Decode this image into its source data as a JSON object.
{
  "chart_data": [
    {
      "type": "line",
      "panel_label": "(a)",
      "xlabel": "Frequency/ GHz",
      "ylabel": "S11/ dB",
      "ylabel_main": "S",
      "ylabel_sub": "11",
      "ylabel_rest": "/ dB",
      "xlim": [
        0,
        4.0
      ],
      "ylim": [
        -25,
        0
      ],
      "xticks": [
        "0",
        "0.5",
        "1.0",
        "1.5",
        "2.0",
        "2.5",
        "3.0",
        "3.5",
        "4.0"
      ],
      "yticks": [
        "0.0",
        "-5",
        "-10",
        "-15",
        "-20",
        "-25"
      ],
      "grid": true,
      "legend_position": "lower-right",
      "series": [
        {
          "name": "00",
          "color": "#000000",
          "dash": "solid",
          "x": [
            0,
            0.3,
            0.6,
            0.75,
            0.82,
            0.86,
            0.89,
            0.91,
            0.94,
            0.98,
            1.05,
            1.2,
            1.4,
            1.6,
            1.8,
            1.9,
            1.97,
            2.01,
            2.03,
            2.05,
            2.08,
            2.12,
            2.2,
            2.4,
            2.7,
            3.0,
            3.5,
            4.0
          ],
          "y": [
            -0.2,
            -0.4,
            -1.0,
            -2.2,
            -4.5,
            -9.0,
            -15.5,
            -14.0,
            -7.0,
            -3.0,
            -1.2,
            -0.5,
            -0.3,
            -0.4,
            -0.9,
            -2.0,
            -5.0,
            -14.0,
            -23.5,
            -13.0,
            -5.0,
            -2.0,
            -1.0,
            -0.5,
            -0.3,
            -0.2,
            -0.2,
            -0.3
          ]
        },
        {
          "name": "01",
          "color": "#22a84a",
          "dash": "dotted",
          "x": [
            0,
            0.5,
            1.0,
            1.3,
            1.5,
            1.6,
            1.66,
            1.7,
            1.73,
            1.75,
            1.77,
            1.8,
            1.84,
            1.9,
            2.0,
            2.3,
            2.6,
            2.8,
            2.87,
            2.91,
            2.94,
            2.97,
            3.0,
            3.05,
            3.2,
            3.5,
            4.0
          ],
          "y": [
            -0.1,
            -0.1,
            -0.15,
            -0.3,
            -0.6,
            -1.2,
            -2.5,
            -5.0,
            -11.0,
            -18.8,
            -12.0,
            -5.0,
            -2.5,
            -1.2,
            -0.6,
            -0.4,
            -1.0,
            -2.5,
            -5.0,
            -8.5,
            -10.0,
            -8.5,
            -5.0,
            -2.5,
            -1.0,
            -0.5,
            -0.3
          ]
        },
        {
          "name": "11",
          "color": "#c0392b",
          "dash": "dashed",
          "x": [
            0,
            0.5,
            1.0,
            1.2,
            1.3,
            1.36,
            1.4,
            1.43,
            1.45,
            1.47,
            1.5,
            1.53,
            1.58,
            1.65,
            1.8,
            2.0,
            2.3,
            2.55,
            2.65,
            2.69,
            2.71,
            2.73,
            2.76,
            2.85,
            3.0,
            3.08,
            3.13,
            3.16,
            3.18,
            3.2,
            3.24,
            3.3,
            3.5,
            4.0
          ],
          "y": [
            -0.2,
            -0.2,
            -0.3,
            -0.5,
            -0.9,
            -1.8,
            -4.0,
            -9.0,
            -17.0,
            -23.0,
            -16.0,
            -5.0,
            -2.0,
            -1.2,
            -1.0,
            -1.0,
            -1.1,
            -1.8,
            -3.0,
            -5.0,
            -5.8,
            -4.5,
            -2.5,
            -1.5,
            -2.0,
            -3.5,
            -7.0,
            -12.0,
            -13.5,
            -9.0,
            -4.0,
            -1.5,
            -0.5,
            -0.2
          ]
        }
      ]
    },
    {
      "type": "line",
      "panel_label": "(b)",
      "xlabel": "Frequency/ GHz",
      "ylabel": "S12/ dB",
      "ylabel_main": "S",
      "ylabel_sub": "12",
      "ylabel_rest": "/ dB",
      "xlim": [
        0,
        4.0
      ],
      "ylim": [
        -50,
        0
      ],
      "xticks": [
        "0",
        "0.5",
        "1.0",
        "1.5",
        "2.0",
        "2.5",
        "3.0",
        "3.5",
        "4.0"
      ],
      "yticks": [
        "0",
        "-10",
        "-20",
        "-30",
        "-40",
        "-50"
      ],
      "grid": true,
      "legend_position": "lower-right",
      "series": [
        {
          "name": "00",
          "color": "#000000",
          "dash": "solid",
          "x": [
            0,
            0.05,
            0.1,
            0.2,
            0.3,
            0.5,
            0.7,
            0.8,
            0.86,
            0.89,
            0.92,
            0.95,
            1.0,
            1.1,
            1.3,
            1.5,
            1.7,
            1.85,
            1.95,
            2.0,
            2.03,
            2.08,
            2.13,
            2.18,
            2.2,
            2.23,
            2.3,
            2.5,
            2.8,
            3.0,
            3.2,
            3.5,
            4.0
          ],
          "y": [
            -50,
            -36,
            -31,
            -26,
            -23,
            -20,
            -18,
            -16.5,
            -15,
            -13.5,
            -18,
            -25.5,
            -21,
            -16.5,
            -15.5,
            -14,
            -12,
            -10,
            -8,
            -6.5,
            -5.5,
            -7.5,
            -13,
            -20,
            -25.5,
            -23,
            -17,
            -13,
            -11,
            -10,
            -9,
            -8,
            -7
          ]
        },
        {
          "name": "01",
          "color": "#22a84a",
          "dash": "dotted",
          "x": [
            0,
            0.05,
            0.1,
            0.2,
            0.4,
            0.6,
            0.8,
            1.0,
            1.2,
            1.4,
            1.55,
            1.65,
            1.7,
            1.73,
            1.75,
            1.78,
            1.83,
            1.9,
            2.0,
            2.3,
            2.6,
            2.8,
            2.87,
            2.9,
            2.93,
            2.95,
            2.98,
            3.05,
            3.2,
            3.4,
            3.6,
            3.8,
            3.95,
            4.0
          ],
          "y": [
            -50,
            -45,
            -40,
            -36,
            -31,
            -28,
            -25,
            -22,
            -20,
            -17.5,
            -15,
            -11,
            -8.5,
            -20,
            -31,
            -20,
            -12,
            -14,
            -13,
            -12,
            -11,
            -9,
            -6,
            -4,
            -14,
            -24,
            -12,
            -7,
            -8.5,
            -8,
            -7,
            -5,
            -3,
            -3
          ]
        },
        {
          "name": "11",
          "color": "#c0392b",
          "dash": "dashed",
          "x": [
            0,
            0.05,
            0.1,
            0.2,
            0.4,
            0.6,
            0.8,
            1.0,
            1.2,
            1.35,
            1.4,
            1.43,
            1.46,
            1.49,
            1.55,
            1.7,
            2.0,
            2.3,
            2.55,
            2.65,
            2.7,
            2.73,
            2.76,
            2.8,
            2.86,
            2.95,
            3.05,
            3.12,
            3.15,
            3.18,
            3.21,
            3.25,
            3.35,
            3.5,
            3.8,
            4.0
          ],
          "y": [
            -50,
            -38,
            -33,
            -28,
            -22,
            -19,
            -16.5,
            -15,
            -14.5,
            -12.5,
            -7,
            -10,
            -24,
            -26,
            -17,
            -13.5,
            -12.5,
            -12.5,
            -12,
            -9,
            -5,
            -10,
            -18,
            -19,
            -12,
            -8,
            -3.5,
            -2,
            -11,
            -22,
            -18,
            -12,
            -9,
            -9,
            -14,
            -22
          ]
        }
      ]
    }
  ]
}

────

**Problem details**
Each line above is to be repeated exactly.

**Solution below**
Decode this image into its source data as a JSON object.
{
  "chart_data": [
    {
      "type": "line",
      "panel_label": "(a)",
      "xlabel": "Frequency/ GHz",
      "ylabel": "S11/ dB",
      "ylabel_main": "S",
      "ylabel_sub": "11",
      "ylabel_rest": "/ dB",
      "xlim": [
        0,
        4.0
      ],
      "ylim": [
        -25,
        0
      ],
      "xticks": [
        "0",
        "0.5",
        "1.0",
        "1.5",
        "2.0",
        "2.5",
        "3.0",
        "3.5",
        "4.0"
      ],
      "yticks": [
        "0.0",
        "-5",
        "-10",
        "-15",
        "-20",
        "-25"
      ],
      "grid": true,
      "legend_position": "lower-right",
      "series": [
        {
          "name": "00",
          "color": "#000000",
          "dash": "solid",
          "x": [
            0,
            0.3,
            0.6,
            0.75,
            0.82,
            0.86,
            0.89,
            0.91,
            0.94,
            0.98,
            1.05,
            1.2,
            1.4,
            1.6,
            1.8,
            1.9,
            1.97,
            2.01,
            2.03,
            2.05,
            2.08,
            2.12,
            2.2,
            2.4,
            2.7,
            3.0,
            3.5,
            4.0
          ],
          "y": [
            -0.2,
            -0.4,
            -1.0,
            -2.2,
            -4.5,
            -9.0,
            -15.5,
            -14.0,
            -7.0,
            -3.0,
            -1.2,
            -0.5,
            -0.3,
            -0.4,
            -0.9,
            -2.0,
            -5.0,
            -14.0,
            -23.5,
            -13.0,
            -5.0,
            -2.0,
            -1.0,
            -0.5,
            -0.3,
            -0.2,
            -0.2,
            -0.3
          ]
        },
        {
          "name": "01",
          "color": "#22a84a",
          "dash": "dotted",
          "x": [
            0,
            0.5,
            1.0,
            1.3,
            1.5,
            1.6,
            1.66,
            1.7,
            1.73,
            1.75,
            1.77,
            1.8,
            1.84,
            1.9,
            2.0,
            2.3,
            2.6,
            2.8,
            2.87,
            2.91,
            2.94,
            2.97,
            3.0,
            3.05,
            3.2,
            3.5,
            4.0
          ],
          "y": [
            -0.1,
            -0.1,
            -0.15,
            -0.3,
            -0.6,
            -1.2,
            -2.5,
            -5.0,
            -11.0,
            -18.8,
            -12.0,
            -5.0,
            -2.5,
            -1.2,
            -0.6,
            -0.4,
            -1.0,
            -2.5,
            -5.0,
            -8.5,
            -10.0,
            -8.5,
            -5.0,
            -2.5,
            -1.0,
            -0.5,
            -0.3
          ]
        },
        {
          "name": "11",
          "color": "#c0392b",
          "dash": "dashed",
          "x": [
            0,
            0.5,
            1.0,
            1.2,
            1.3,
            1.36,
            1.4,
            1.43,
            1.45,
            1.47,
            1.5,
            1.53,
            1.58,
            1.65,
            1.8,
            2.0,
            2.3,
            2.55,
            2.65,
            2.69,
            2.71,
            2.73,
            2.76,
            2.85,
            3.0,
            3.08,
            3.13,
            3.16,
            3.18,
            3.2,
            3.24,
            3.3,
            3.5,
            4.0
          ],
          "y": [
            -0.2,
            -0.2,
            -0.3,
            -0.5,
            -0.9,
            -1.8,
            -4.0,
            -9.0,
            -17.0,
            -23.0,
            -16.0,
            -5.0,
            -2.0,
            -1.2,
            -1.0,
            -1.0,
            -1.1,
            -1.8,
            -3.0,
            -5.0,
            -5.8,
            -4.5,
            -2.5,
            -1.5,
            -2.0,
            -3.5,
            -7.0,
            -12.0,
            -13.5,
            -9.0,
            -4.0,
            -1.5,
            -0.5,
            -0.2
          ]
        }
      ]
    },
    {
      "type": "line",
      "panel_label": "(b)",
      "xlabel": "Frequency/ GHz",
      "ylabel": "S12/ dB",
      "ylabel_main": "S",
      "ylabel_sub": "12",
      "ylabel_rest": "/ dB",
      "xlim": [
        0,
        4.0
      ],
      "ylim": [
        -50,
        0
      ],
      "xticks": [
        "0",
        "0.5",
        "1.0",
        "1.5",
        "2.0",
        "2.5",
        "3.0",
        "3.5",
        "4.0"
      ],
      "yticks": [
        "0",
        "-10",
        "-20",
        "-30",
        "-40",
        "-50"
      ],
      "grid": true,
      "legend_position": "lower-right",
      "series": [
        {
          "name": "00",
          "color": "#000000",
          "dash": "solid",
          "x": [
            0,
            0.05,
            0.1,
            0.2,
            0.3,
            0.5,
            0.7,
            0.8,
            0.86,
            0.89,
            0.92,
            0.95,
            1.0,
            1.1,
            1.3,
            1.5,
            1.7,
            1.85,
            1.95,
            2.0,
            2.03,
            2.08,
            2.13,
            2.18,
            2.2,
            2.23,
            2.3,
            2.5,
            2.8,
            3.0,
            3.2,
            3.5,
            4.0
          ],
          "y": [
            -50,
            -36,
            -31,
            -26,
            -23,
            -20,
            -18,
            -16.5,
            -15,
            -13.5,
            -18,
            -25.5,
            -21,
            -16.5,
            -15.5,
            -14,
            -12,
            -10,
            -8,
            -6.5,
            -5.5,
            -7.5,
            -13,
            -20,
            -25.5,
            -23,
            -17,
            -13,
            -11,
            -10,
            -9,
            -8,
            -7
          ]
        },
        {
          "name": "01",
          "color": "#22a84a",
          "dash": "dotted",
          "x": [
            0,
            0.05,
            0.1,
            0.2,
            0.4,
            0.6,
            0.8,
            1.0,
            1.2,
            1.4,
            1.55,
            1.65,
            1.7,
            1.73,
            1.75,
            1.78,
            1.83,
            1.9,
            2.0,
            2.3,
            2.6,
            2.8,
            2.87,
            2.9,
            2.93,
            2.95,
            2.98,
            3.05,
            3.2,
            3.4,
            3.6,
            3.8,
            3.95,
            4.0
          ],
          "y": [
            -50,
            -45,
            -40,
            -36,
            -31,
            -28,
            -25,
            -22,
            -20,
            -17.5,
            -15,
            -11,
            -8.5,
            -20,
            -31,
            -20,
            -12,
            -14,
            -13,
            -12,
            -11,
            -9,
            -6,
            -4,
            -14,
            -24,
            -12,
            -7,
            -8.5,
            -8,
            -7,
            -5,
            -3,
            -3
          ]
        },
        {
          "name": "11",
          "color": "#c0392b",
          "dash": "dashed",
          "x": [
            0,
            0.05,
            0.1,
            0.2,
            0.4,
            0.6,
            0.8,
            1.0,
            1.2,
            1.35,
            1.4,
            1.43,
            1.46,
            1.49,
            1.55,
            1.7,
            2.0,
            2.3,
            2.55,
            2.65,
            2.7,
            2.73,
            2.76,
            2.8,
            2.86,
            2.95,
            3.05,
            3.12,
            3.15,
            3.18,
            3.21,
            3.25,
            3.35,
            3.5,
            3.8,
            4.0
          ],
          "y": [
            -50,
            -38,
            -33,
            -28,
            -22,
            -19,
            -16.5,
            -15,
            -14.5,
            -12.5,
            -7,
            -10,
            -24,
            -26,
            -17,
            -13.5,
            -12.5,
            -12.5,
            -12,
            -9,
            -5,
            -10,
            -18,
            -19,
            -12,
            -8,
            -3.5,
            -2,
            -11,
            -22,
            -18,
            -12,
            -9,
            -9,
            -14,
            -22
          ]
        }
      ]
    }
  ]
}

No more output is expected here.